**Request**
The listing below should be printed exactly, every line of it. Skip the pictures.

Data excerpts
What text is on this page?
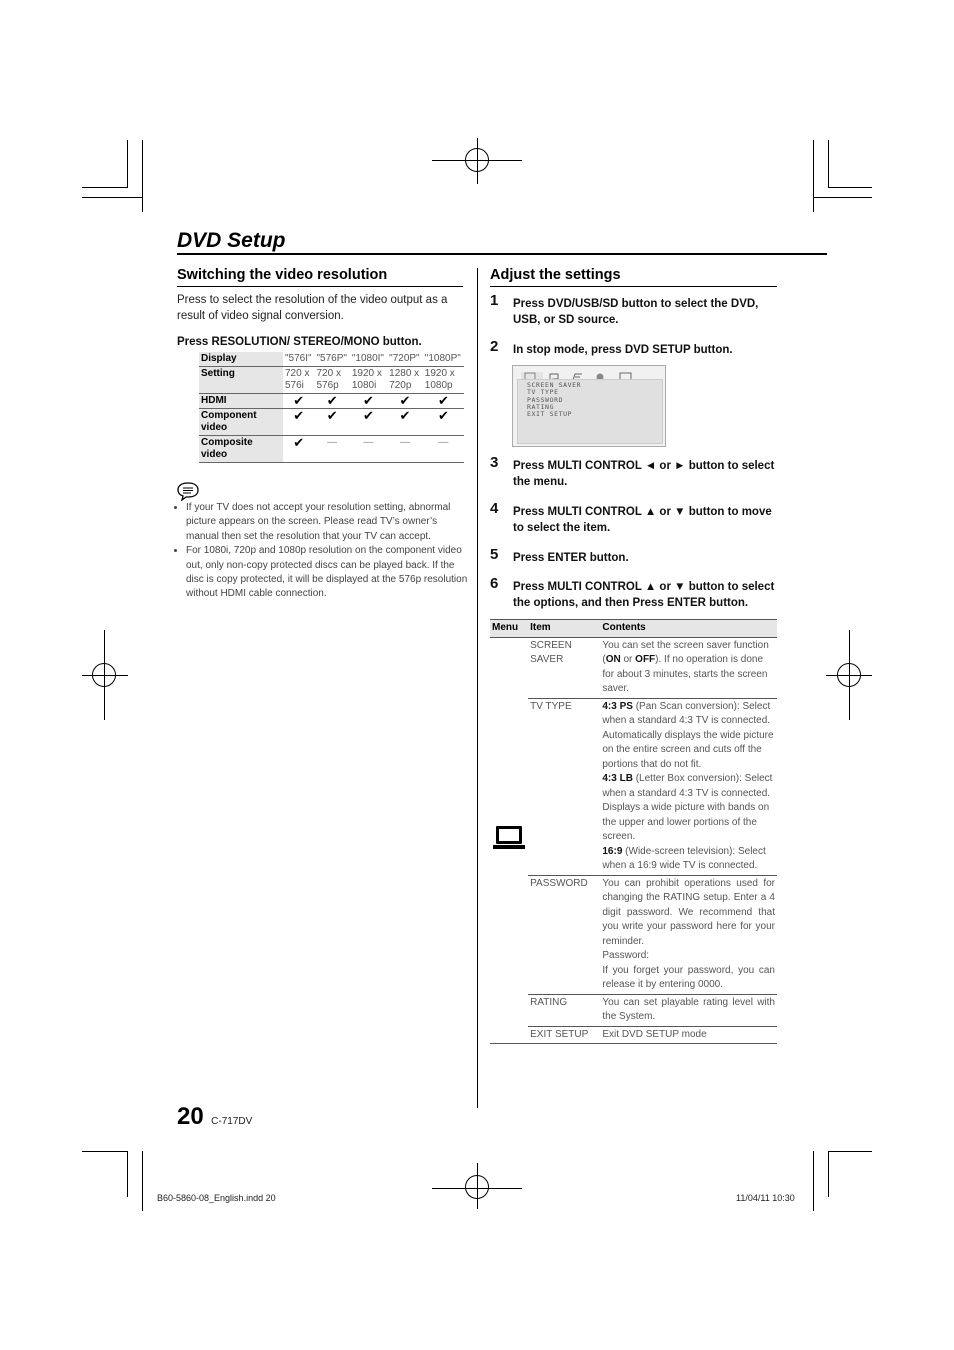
DVD Setup
Switching the video resolution
Press to select the resolution of the video output as a result of video signal conversion.
Press RESOLUTION/ STEREO/MONO button.
Display	"576I"	"576P"	"1080I"	"720P"	"1080P"
Setting	720 x 576i	720 x 576p	1920 x 1080i	1280 x 720p	1920 x 1080p
HDMI	✔	✔	✔	✔	✔
Component video	✔	✔	✔	✔	✔
Composite video	✔	—	—	—	—
• If your TV does not accept your resolution setting, abnormal picture appears on the screen. Please read TV’s owner’s manual then set the resolution that your TV can accept.
• For 1080i, 720p and 1080p resolution on the component video out, only non-copy protected discs can be played back. If the disc is copy protected, it will be displayed at the 576p resolution without HDMI cable connection.
Adjust the settings
1 Press DVD/USB/SD button to select the DVD, USB, or SD source.
2 In stop mode, press DVD SETUP button.
SCREEN SAVER
TV TYPE
PASSWORD
RATING
EXIT SETUP
3 Press MULTI CONTROL ◄ or ► button to select the menu.
4 Press MULTI CONTROL ▲ or ▼ button to move to select the item.
5 Press ENTER button.
6 Press MULTI CONTROL ▲ or ▼ button to select the options, and then Press ENTER button.
Menu	Item	Contents
	SCREEN SAVER	You can set the screen saver function (ON or OFF). If no operation is done for about 3 minutes, starts the screen saver.
	TV TYPE	4:3 PS (Pan Scan conversion): Select when a standard 4:3 TV is connected. Automatically displays the wide picture on the entire screen and cuts off the portions that do not fit.
4:3 LB (Letter Box conversion): Select when a standard 4:3 TV is connected. Displays a wide picture with bands on the upper and lower portions of the screen.
16:9 (Wide-screen television): Select when a 16:9 wide TV is connected.
	PASSWORD	You can prohibit operations used for changing the RATING setup. Enter a 4 digit password. We recommend that you write your password here for your reminder.
Password:
If you forget your password, you can release it by entering 0000.
	RATING	You can set playable rating level with the System.
	EXIT SETUP	Exit DVD SETUP mode
20 C-717DV
B60-5860-08_English.indd 20	11/04/11 10:30
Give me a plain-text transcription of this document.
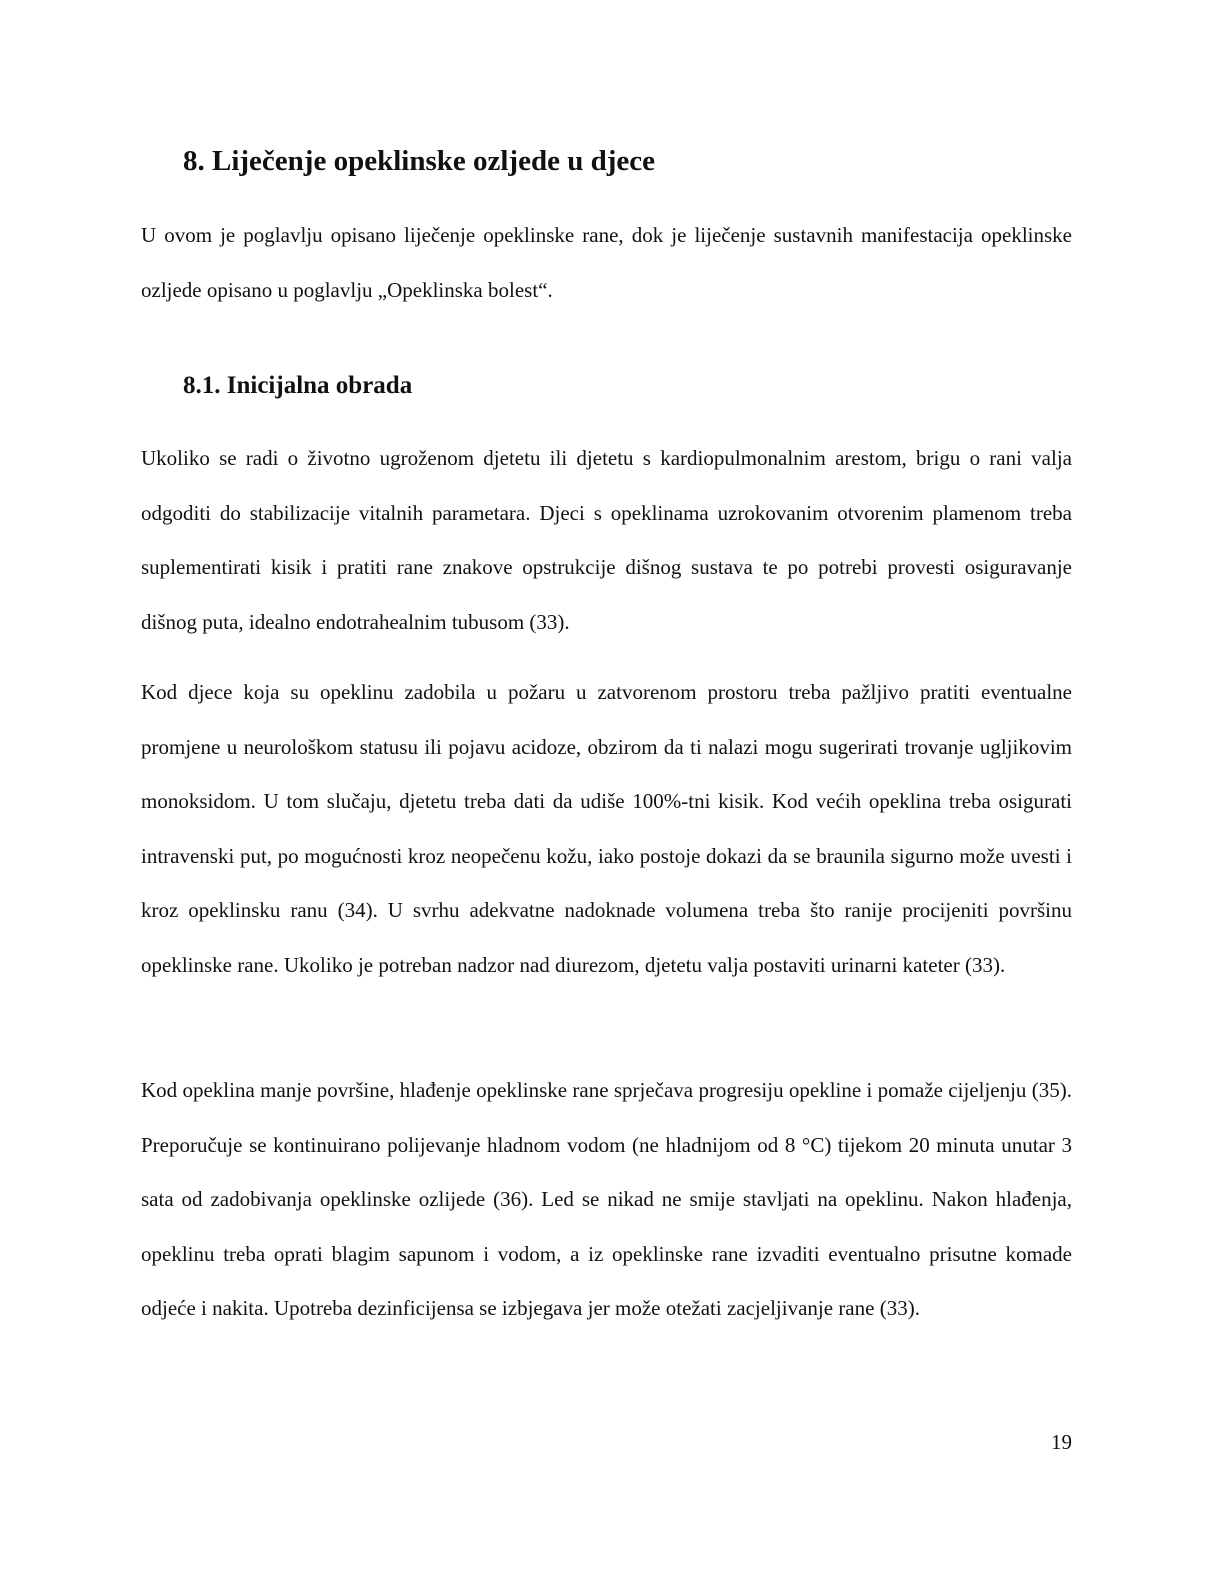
8. Liječenje opeklinske ozljede u djece

U ovom je poglavlju opisano liječenje opeklinske rane, dok je liječenje sustavnih manifestacija opeklinske ozljede opisano u poglavlju „Opeklinska bolest“.

8.1. Inicijalna obrada

Ukoliko se radi o životno ugroženom djetetu ili djetetu s kardiopulmonalnim arestom, brigu o rani valja odgoditi do stabilizacije vitalnih parametara. Djeci s opeklinama uzrokovanim otvorenim plamenom treba suplementirati kisik i pratiti rane znakove opstrukcije dišnog sustava te po potrebi provesti osiguravanje dišnog puta, idealno endotrahealnim tubusom (33).

Kod djece koja su opeklinu zadobila u požaru u zatvorenom prostoru treba pažljivo pratiti eventualne promjene u neurološkom statusu ili pojavu acidoze, obzirom da ti nalazi mogu sugerirati trovanje ugljikovim monoksidom. U tom slučaju, djetetu treba dati da udiše 100%-tni kisik. Kod većih opeklina treba osigurati intravenski put, po mogućnosti kroz neopečenu kožu, iako postoje dokazi da se braunila sigurno može uvesti i kroz opeklinsku ranu (34). U svrhu adekvatne nadoknade volumena treba što ranije procijeniti površinu opeklinske rane. Ukoliko je potreban nadzor nad diurezom, djetetu valja postaviti urinarni kateter (33).

Kod opeklina manje površine, hlađenje opeklinske rane sprječava progresiju opekline i pomaže cijeljenju (35). Preporučuje se kontinuirano polijevanje hladnom vodom (ne hladnijom od 8 °C) tijekom 20 minuta unutar 3 sata od zadobivanja opeklinske ozlijede (36). Led se nikad ne smije stavljati na opeklinu. Nakon hlađenja, opeklinu treba oprati blagim sapunom i vodom, a iz opeklinske rane izvaditi eventualno prisutne komade odjeće i nakita. Upotreba dezinficijensa se izbjegava jer može otežati zacjeljivanje rane (33).

19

**Result**
What text is on this page?
DVD Setup
Switching the video resolution
Press to select the resolution of the video output as a result of video signal conversion.
Press RESOLUTION/ STEREO/MONO button.
Display	"576I"	"576P"	"1080I"	"720P"	"1080P"
Setting	720 x 576i	720 x 576p	1920 x 1080i	1280 x 720p	1920 x 1080p
HDMI	✔	✔	✔	✔	✔
Component video	✔	✔	✔	✔	✔
Composite video	✔	—	—	—	—
• If your TV does not accept your resolution setting, abnormal picture appears on the screen. Please read TV’s owner’s manual then set the resolution that your TV can accept.
• For 1080i, 720p and 1080p resolution on the component video out, only non-copy protected discs can be played back. If the disc is copy protected, it will be displayed at the 576p resolution without HDMI cable connection.
Adjust the settings
1 Press DVD/USB/SD button to select the DVD, USB, or SD source.
2 In stop mode, press DVD SETUP button.
SCREEN SAVER
TV TYPE
PASSWORD
RATING
EXIT SETUP
3 Press MULTI CONTROL ◄ or ► button to select the menu.
4 Press MULTI CONTROL ▲ or ▼ button to move to select the item.
5 Press ENTER button.
6 Press MULTI CONTROL ▲ or ▼ button to select the options, and then Press ENTER button.
Menu	Item	Contents
	SCREEN SAVER	You can set the screen saver function (ON or OFF). If no operation is done for about 3 minutes, starts the screen saver.
	TV TYPE	4:3 PS (Pan Scan conversion): Select when a standard 4:3 TV is connected. Automatically displays the wide picture on the entire screen and cuts off the portions that do not fit.
4:3 LB (Letter Box conversion): Select when a standard 4:3 TV is connected. Displays a wide picture with bands on the upper and lower portions of the screen.
16:9 (Wide-screen television): Select when a 16:9 wide TV is connected.
	PASSWORD	You can prohibit operations used for changing the RATING setup. Enter a 4 digit password. We recommend that you write your password here for your reminder.
Password:
If you forget your password, you can release it by entering 0000.
	RATING	You can set playable rating level with the System.
	EXIT SETUP	Exit DVD SETUP mode
20 C-717DV
B60-5860-08_English.indd 20	11/04/11 10:30
Give me a plain-text transcription of this document.
8. Liječenje opeklinske ozljede u djece

U ovom je poglavlju opisano liječenje opeklinske rane, dok je liječenje sustavnih manifestacija opeklinske ozljede opisano u poglavlju „Opeklinska bolest“.

8.1. Inicijalna obrada

Ukoliko se radi o životno ugroženom djetetu ili djetetu s kardiopulmonalnim arestom, brigu o rani valja odgoditi do stabilizacije vitalnih parametara. Djeci s opeklinama uzrokovanim otvorenim plamenom treba suplementirati kisik i pratiti rane znakove opstrukcije dišnog sustava te po potrebi provesti osiguravanje dišnog puta, idealno endotrahealnim tubusom (33).

Kod djece koja su opeklinu zadobila u požaru u zatvorenom prostoru treba pažljivo pratiti eventualne promjene u neurološkom statusu ili pojavu acidoze, obzirom da ti nalazi mogu sugerirati trovanje ugljikovim monoksidom. U tom slučaju, djetetu treba dati da udiše 100%-tni kisik. Kod većih opeklina treba osigurati intravenski put, po mogućnosti kroz neopečenu kožu, iako postoje dokazi da se braunila sigurno može uvesti i kroz opeklinsku ranu (34). U svrhu adekvatne nadoknade volumena treba što ranije procijeniti površinu opeklinske rane. Ukoliko je potreban nadzor nad diurezom, djetetu valja postaviti urinarni kateter (33).

Kod opeklina manje površine, hlađenje opeklinske rane sprječava progresiju opekline i pomaže cijeljenju (35). Preporučuje se kontinuirano polijevanje hladnom vodom (ne hladnijom od 8 °C) tijekom 20 minuta unutar 3 sata od zadobivanja opeklinske ozlijede (36). Led se nikad ne smije stavljati na opeklinu. Nakon hlađenja, opeklinu treba oprati blagim sapunom i vodom, a iz opeklinske rane izvaditi eventualno prisutne komade odjeće i nakita. Upotreba dezinficijensa se izbjegava jer može otežati zacjeljivanje rane (33).

19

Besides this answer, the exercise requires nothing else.